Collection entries
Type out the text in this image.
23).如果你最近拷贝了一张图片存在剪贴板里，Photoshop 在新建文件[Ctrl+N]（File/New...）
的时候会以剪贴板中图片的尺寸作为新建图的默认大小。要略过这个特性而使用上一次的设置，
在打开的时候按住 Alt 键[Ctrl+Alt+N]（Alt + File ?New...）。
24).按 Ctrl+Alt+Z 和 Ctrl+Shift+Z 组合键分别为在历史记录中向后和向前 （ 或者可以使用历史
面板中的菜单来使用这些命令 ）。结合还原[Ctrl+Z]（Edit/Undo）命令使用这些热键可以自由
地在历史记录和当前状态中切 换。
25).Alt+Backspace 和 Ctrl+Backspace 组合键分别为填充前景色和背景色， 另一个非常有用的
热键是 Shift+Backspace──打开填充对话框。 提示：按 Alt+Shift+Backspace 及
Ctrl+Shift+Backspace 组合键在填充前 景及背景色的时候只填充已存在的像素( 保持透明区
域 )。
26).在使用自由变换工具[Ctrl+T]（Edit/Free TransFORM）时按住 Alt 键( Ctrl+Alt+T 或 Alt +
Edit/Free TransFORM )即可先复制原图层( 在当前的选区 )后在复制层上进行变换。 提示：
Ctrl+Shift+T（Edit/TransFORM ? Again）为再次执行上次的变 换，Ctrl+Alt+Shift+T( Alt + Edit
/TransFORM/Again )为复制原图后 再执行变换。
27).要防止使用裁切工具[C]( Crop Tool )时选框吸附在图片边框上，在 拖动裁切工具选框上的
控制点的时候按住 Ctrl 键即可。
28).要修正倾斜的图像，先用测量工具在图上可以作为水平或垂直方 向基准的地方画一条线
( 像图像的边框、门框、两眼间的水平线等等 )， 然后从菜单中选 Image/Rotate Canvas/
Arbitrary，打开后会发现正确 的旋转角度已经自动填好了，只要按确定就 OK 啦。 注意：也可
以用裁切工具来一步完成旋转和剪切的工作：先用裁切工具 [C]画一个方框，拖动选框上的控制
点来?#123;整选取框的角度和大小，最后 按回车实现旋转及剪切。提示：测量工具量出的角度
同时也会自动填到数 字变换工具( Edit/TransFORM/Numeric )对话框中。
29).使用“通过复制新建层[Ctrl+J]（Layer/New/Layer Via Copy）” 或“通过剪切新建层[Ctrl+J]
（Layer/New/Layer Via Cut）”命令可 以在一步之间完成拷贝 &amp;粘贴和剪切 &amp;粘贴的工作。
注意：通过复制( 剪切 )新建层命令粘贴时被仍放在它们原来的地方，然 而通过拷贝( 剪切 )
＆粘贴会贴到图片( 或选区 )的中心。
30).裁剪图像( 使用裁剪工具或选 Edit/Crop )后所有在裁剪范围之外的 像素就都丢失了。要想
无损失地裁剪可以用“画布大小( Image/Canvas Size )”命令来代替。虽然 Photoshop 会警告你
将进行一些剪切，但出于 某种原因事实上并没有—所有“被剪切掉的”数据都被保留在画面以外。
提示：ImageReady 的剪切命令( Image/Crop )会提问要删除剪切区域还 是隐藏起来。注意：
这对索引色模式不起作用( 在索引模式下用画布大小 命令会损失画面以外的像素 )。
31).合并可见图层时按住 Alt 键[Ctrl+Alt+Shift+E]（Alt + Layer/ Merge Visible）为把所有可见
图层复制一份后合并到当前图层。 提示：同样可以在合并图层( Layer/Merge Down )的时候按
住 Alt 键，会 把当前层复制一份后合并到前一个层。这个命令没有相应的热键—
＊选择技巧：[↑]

* [TASK DESCRIPTION] What is the number of lines in the listing that include the word "Layer"? Give that number and nothing else.

* [EXERCISE RESULT] 4